• [Job]: In your copy, repeat the records exactly and leave out the pictures.

• [Records provided]:
• • • • • • •

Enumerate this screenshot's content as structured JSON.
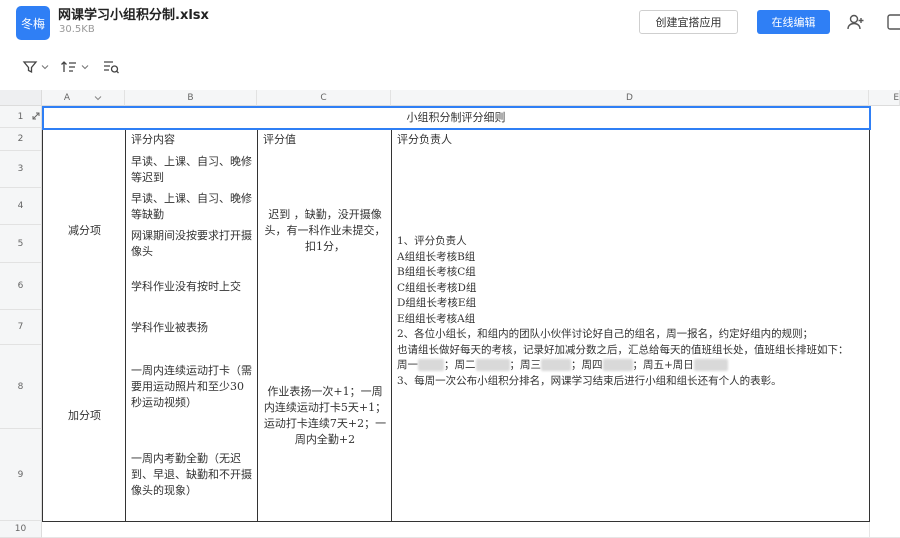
{
  "header": {
    "avatar": "冬梅",
    "file_title": "网课学习小组积分制.xlsx",
    "file_size": "30.5KB",
    "create_app_label": "创建宜搭应用",
    "edit_online_label": "在线编辑"
  },
  "toolbar": {
    "filter_icon": "filter-icon",
    "sort_icon": "sort-icon",
    "find_icon": "find-icon"
  },
  "sheet": {
    "columns": [
      "A",
      "B",
      "C",
      "D",
      "E"
    ],
    "rows": [
      "1",
      "2",
      "3",
      "4",
      "5",
      "6",
      "7",
      "8",
      "9",
      "10"
    ],
    "title": "小组积分制评分细则",
    "headers": {
      "b": "评分内容",
      "c": "评分值",
      "d": "评分负责人"
    },
    "deduct": {
      "label": "减分项",
      "items": [
        "早读、上课、自习、晚修等迟到",
        "早读、上课、自习、晚修等缺勤",
        "网课期间没按要求打开摄像头",
        "学科作业没有按时上交"
      ],
      "value": "迟到 ，缺勤，没开摄像头，有一科作业未提交，扣1分，"
    },
    "add": {
      "label": "加分项",
      "items": [
        "学科作业被表扬",
        "一周内连续运动打卡（需要用运动照片和至少30秒运动视频）",
        "一周内考勤全勤（无迟到、早退、缺勤和不开摄像头的现象）"
      ],
      "value": "作业表扬一次+1；一周内连续运动打卡5天+1；运动打卡连续7天+2；一周内全勤+2"
    },
    "responsible": {
      "lines": [
        "1、评分负责人",
        "A组组长考核B组",
        "B组组长考核C组",
        "C组组长考核D组",
        "D组组长考核E组",
        "E组组长考核A组"
      ],
      "para2": "2、各位小组长，和组内的团队小伙伴讨论好自己的组名，周一报名，约定好组内的规则；",
      "para3": "也请组长做好每天的考核，记录好加减分数之后，汇总给每天的值班组长处，值班组长排班如下：",
      "schedule": [
        "周一",
        "；周二",
        "；周三",
        "；周四",
        "；周五+周日"
      ],
      "para4": "3、每周一次公布小组积分排名，网课学习结束后进行小组和组长还有个人的表彰。"
    }
  }
}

• • • • • • •

• [The output]:
Enumerate this screenshot's content as structured JSON.
{
  "header": {
    "avatar": "冬梅",
    "file_title": "网课学习小组积分制.xlsx",
    "file_size": "30.5KB",
    "create_app_label": "创建宜搭应用",
    "edit_online_label": "在线编辑"
  },
  "toolbar": {
    "filter_icon": "filter-icon",
    "sort_icon": "sort-icon",
    "find_icon": "find-icon"
  },
  "sheet": {
    "columns": [
      "A",
      "B",
      "C",
      "D",
      "E"
    ],
    "rows": [
      "1",
      "2",
      "3",
      "4",
      "5",
      "6",
      "7",
      "8",
      "9",
      "10"
    ],
    "title": "小组积分制评分细则",
    "headers": {
      "b": "评分内容",
      "c": "评分值",
      "d": "评分负责人"
    },
    "deduct": {
      "label": "减分项",
      "items": [
        "早读、上课、自习、晚修等迟到",
        "早读、上课、自习、晚修等缺勤",
        "网课期间没按要求打开摄像头",
        "学科作业没有按时上交"
      ],
      "value": "迟到 ，缺勤，没开摄像头，有一科作业未提交，扣1分，"
    },
    "add": {
      "label": "加分项",
      "items": [
        "学科作业被表扬",
        "一周内连续运动打卡（需要用运动照片和至少30秒运动视频）",
        "一周内考勤全勤（无迟到、早退、缺勤和不开摄像头的现象）"
      ],
      "value": "作业表扬一次+1；一周内连续运动打卡5天+1；运动打卡连续7天+2；一周内全勤+2"
    },
    "responsible": {
      "lines": [
        "1、评分负责人",
        "A组组长考核B组",
        "B组组长考核C组",
        "C组组长考核D组",
        "D组组长考核E组",
        "E组组长考核A组"
      ],
      "para2": "2、各位小组长，和组内的团队小伙伴讨论好自己的组名，周一报名，约定好组内的规则；",
      "para3": "也请组长做好每天的考核，记录好加减分数之后，汇总给每天的值班组长处，值班组长排班如下：",
      "schedule": [
        "周一",
        "；周二",
        "；周三",
        "；周四",
        "；周五+周日"
      ],
      "para4": "3、每周一次公布小组积分排名，网课学习结束后进行小组和组长还有个人的表彰。"
    }
  }
}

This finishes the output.